Below are some records; repeat them all exactly, minus the pictures.

## Begin Material provided

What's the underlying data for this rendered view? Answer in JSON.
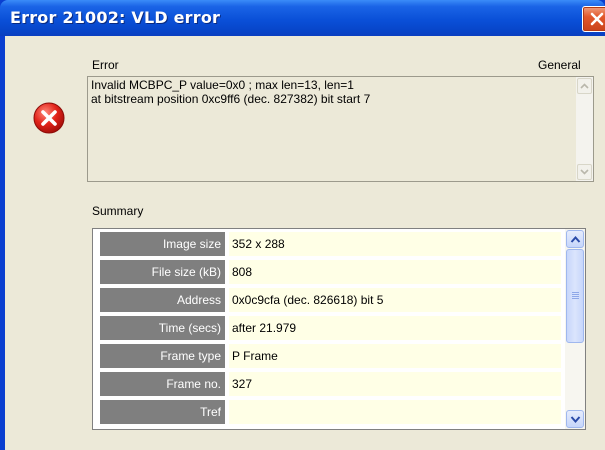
{
  "window": {
    "title": "Error 21002: VLD error",
    "close_icon": "close-icon"
  },
  "error_section": {
    "heading": "Error",
    "category": "General",
    "icon": "error-icon",
    "message_line1": "Invalid MCBPC_P value=0x0 ; max len=13, len=1",
    "message_line2": "at bitstream position 0xc9ff6 (dec. 827382) bit start 7"
  },
  "summary": {
    "heading": "Summary",
    "rows": [
      {
        "label": "Image size",
        "value": "352 x 288"
      },
      {
        "label": "File size (kB)",
        "value": "808"
      },
      {
        "label": "Address",
        "value": "0x0c9cfa (dec. 826618) bit 5"
      },
      {
        "label": "Time (secs)",
        "value": "after 21.979"
      },
      {
        "label": "Frame type",
        "value": "P Frame"
      },
      {
        "label": "Frame no.",
        "value": "327"
      },
      {
        "label": "Tref",
        "value": ""
      }
    ]
  },
  "colors": {
    "titlebar": "#0a50d8",
    "dialog_bg": "#ece9d8",
    "error_red": "#d42020",
    "label_cell": "#7f7f7f",
    "value_cell": "#ffffe6"
  }
}
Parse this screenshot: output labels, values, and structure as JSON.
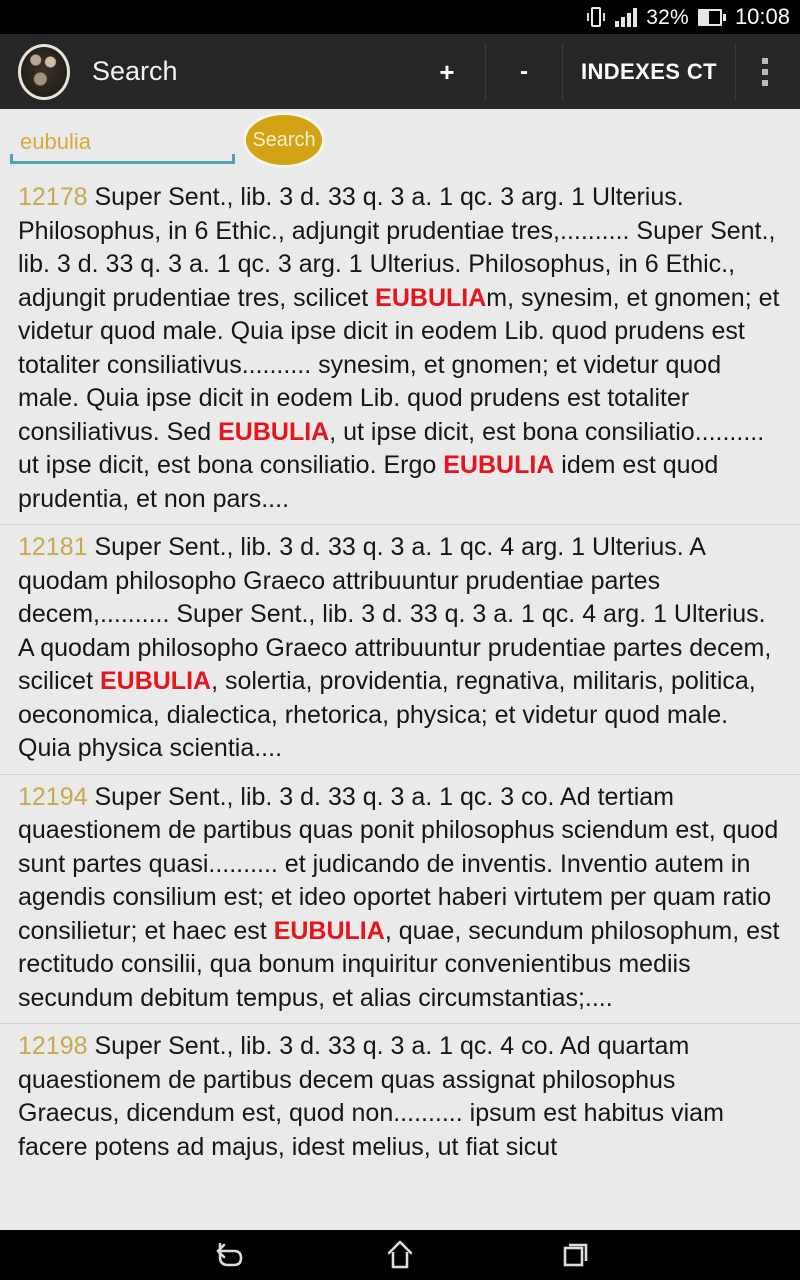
{
  "status_bar": {
    "battery_percent": "32%",
    "time": "10:08",
    "icons": [
      "vibrate-icon",
      "signal-bars-icon",
      "battery-icon"
    ]
  },
  "toolbar": {
    "avatar": "user-avatar",
    "title": "Search",
    "plus_label": "+",
    "minus_label": "-",
    "indexes_label": "INDEXES CT",
    "overflow_label": "overflow-menu"
  },
  "search": {
    "value": "eubulia",
    "placeholder": "eubulia",
    "button_label": "Search",
    "underline_color": "#4aa5b5",
    "text_color": "#d4ab3a",
    "button_color": "#d2a314"
  },
  "colors": {
    "result_number": "#c9a94e",
    "highlight": "#e8141b",
    "background": "#eaeaea",
    "toolbar": "#262626"
  },
  "results": [
    {
      "number": "12178",
      "parts": [
        {
          "t": " Super Sent., lib. 3 d. 33 q. 3 a. 1 qc. 3 arg. 1 Ulterius. Philosophus, in 6 Ethic., adjungit prudentiae tres,.......... Super Sent., lib. 3 d. 33 q. 3 a. 1 qc. 3 arg. 1 Ulterius. Philosophus, in 6 Ethic., adjungit prudentiae tres, scilicet ",
          "h": false
        },
        {
          "t": "EUBULIA",
          "h": true
        },
        {
          "t": "m, synesim, et gnomen; et videtur quod male. Quia ipse dicit in eodem Lib. quod prudens est totaliter consiliativus.......... synesim, et gnomen; et videtur quod male. Quia ipse dicit in eodem Lib. quod prudens est totaliter consiliativus. Sed ",
          "h": false
        },
        {
          "t": "EUBULIA",
          "h": true
        },
        {
          "t": ", ut ipse dicit, est bona consiliatio.......... ut ipse dicit, est bona consiliatio. Ergo ",
          "h": false
        },
        {
          "t": "EUBULIA",
          "h": true
        },
        {
          "t": " idem est quod prudentia, et non pars....",
          "h": false
        }
      ]
    },
    {
      "number": "12181",
      "parts": [
        {
          "t": " Super Sent., lib. 3 d. 33 q. 3 a. 1 qc. 4 arg. 1 Ulterius. A quodam philosopho Graeco attribuuntur prudentiae partes decem,.......... Super Sent., lib. 3 d. 33 q. 3 a. 1 qc. 4 arg. 1 Ulterius. A quodam philosopho Graeco attribuuntur prudentiae partes decem, scilicet ",
          "h": false
        },
        {
          "t": "EUBULIA",
          "h": true
        },
        {
          "t": ", solertia, providentia, regnativa, militaris, politica, oeconomica, dialectica, rhetorica, physica; et videtur quod male. Quia physica scientia....",
          "h": false
        }
      ]
    },
    {
      "number": "12194",
      "parts": [
        {
          "t": " Super Sent., lib. 3 d. 33 q. 3 a. 1 qc. 3 co. Ad tertiam quaestionem de partibus quas ponit philosophus sciendum est, quod sunt partes quasi.......... et judicando de inventis. Inventio autem in agendis consilium est; et ideo oportet haberi virtutem per quam ratio consilietur; et haec est ",
          "h": false
        },
        {
          "t": "EUBULIA",
          "h": true
        },
        {
          "t": ", quae, secundum philosophum, est rectitudo consilii, qua bonum inquiritur convenientibus mediis secundum debitum tempus, et alias circumstantias;....",
          "h": false
        }
      ]
    },
    {
      "number": "12198",
      "parts": [
        {
          "t": " Super Sent., lib. 3 d. 33 q. 3 a. 1 qc. 4 co. Ad quartam quaestionem de partibus decem quas assignat philosophus Graecus, dicendum est, quod non.......... ipsum est habitus viam facere potens ad majus, idest melius, ut fiat sicut",
          "h": false
        }
      ]
    }
  ],
  "nav_bar": {
    "back": "back-icon",
    "home": "home-icon",
    "recents": "recents-icon"
  }
}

## End Material provided

Exercise response:
What's the underlying data for this rendered view? Answer in JSON.
{
  "window": {
    "title": "Error 21002: VLD error",
    "close_icon": "close-icon"
  },
  "error_section": {
    "heading": "Error",
    "category": "General",
    "icon": "error-icon",
    "message_line1": "Invalid MCBPC_P value=0x0 ; max len=13, len=1",
    "message_line2": "at bitstream position 0xc9ff6 (dec. 827382) bit start 7"
  },
  "summary": {
    "heading": "Summary",
    "rows": [
      {
        "label": "Image size",
        "value": "352 x 288"
      },
      {
        "label": "File size (kB)",
        "value": "808"
      },
      {
        "label": "Address",
        "value": "0x0c9cfa (dec. 826618) bit 5"
      },
      {
        "label": "Time (secs)",
        "value": "after 21.979"
      },
      {
        "label": "Frame type",
        "value": "P Frame"
      },
      {
        "label": "Frame no.",
        "value": "327"
      },
      {
        "label": "Tref",
        "value": ""
      }
    ]
  },
  "colors": {
    "titlebar": "#0a50d8",
    "dialog_bg": "#ece9d8",
    "error_red": "#d42020",
    "label_cell": "#7f7f7f",
    "value_cell": "#ffffe6"
  }
}
Parse this screenshot: output labels, values, and structure as JSON.
{
  "status_bar": {
    "battery_percent": "32%",
    "time": "10:08",
    "icons": [
      "vibrate-icon",
      "signal-bars-icon",
      "battery-icon"
    ]
  },
  "toolbar": {
    "avatar": "user-avatar",
    "title": "Search",
    "plus_label": "+",
    "minus_label": "-",
    "indexes_label": "INDEXES CT",
    "overflow_label": "overflow-menu"
  },
  "search": {
    "value": "eubulia",
    "placeholder": "eubulia",
    "button_label": "Search",
    "underline_color": "#4aa5b5",
    "text_color": "#d4ab3a",
    "button_color": "#d2a314"
  },
  "colors": {
    "result_number": "#c9a94e",
    "highlight": "#e8141b",
    "background": "#eaeaea",
    "toolbar": "#262626"
  },
  "results": [
    {
      "number": "12178",
      "parts": [
        {
          "t": " Super Sent., lib. 3 d. 33 q. 3 a. 1 qc. 3 arg. 1 Ulterius. Philosophus, in 6 Ethic., adjungit prudentiae tres,.......... Super Sent., lib. 3 d. 33 q. 3 a. 1 qc. 3 arg. 1 Ulterius. Philosophus, in 6 Ethic., adjungit prudentiae tres, scilicet ",
          "h": false
        },
        {
          "t": "EUBULIA",
          "h": true
        },
        {
          "t": "m, synesim, et gnomen; et videtur quod male. Quia ipse dicit in eodem Lib. quod prudens est totaliter consiliativus.......... synesim, et gnomen; et videtur quod male. Quia ipse dicit in eodem Lib. quod prudens est totaliter consiliativus. Sed ",
          "h": false
        },
        {
          "t": "EUBULIA",
          "h": true
        },
        {
          "t": ", ut ipse dicit, est bona consiliatio.......... ut ipse dicit, est bona consiliatio. Ergo ",
          "h": false
        },
        {
          "t": "EUBULIA",
          "h": true
        },
        {
          "t": " idem est quod prudentia, et non pars....",
          "h": false
        }
      ]
    },
    {
      "number": "12181",
      "parts": [
        {
          "t": " Super Sent., lib. 3 d. 33 q. 3 a. 1 qc. 4 arg. 1 Ulterius. A quodam philosopho Graeco attribuuntur prudentiae partes decem,.......... Super Sent., lib. 3 d. 33 q. 3 a. 1 qc. 4 arg. 1 Ulterius. A quodam philosopho Graeco attribuuntur prudentiae partes decem, scilicet ",
          "h": false
        },
        {
          "t": "EUBULIA",
          "h": true
        },
        {
          "t": ", solertia, providentia, regnativa, militaris, politica, oeconomica, dialectica, rhetorica, physica; et videtur quod male. Quia physica scientia....",
          "h": false
        }
      ]
    },
    {
      "number": "12194",
      "parts": [
        {
          "t": " Super Sent., lib. 3 d. 33 q. 3 a. 1 qc. 3 co. Ad tertiam quaestionem de partibus quas ponit philosophus sciendum est, quod sunt partes quasi.......... et judicando de inventis. Inventio autem in agendis consilium est; et ideo oportet haberi virtutem per quam ratio consilietur; et haec est ",
          "h": false
        },
        {
          "t": "EUBULIA",
          "h": true
        },
        {
          "t": ", quae, secundum philosophum, est rectitudo consilii, qua bonum inquiritur convenientibus mediis secundum debitum tempus, et alias circumstantias;....",
          "h": false
        }
      ]
    },
    {
      "number": "12198",
      "parts": [
        {
          "t": " Super Sent., lib. 3 d. 33 q. 3 a. 1 qc. 4 co. Ad quartam quaestionem de partibus decem quas assignat philosophus Graecus, dicendum est, quod non.......... ipsum est habitus viam facere potens ad majus, idest melius, ut fiat sicut",
          "h": false
        }
      ]
    }
  ],
  "nav_bar": {
    "back": "back-icon",
    "home": "home-icon",
    "recents": "recents-icon"
  }
}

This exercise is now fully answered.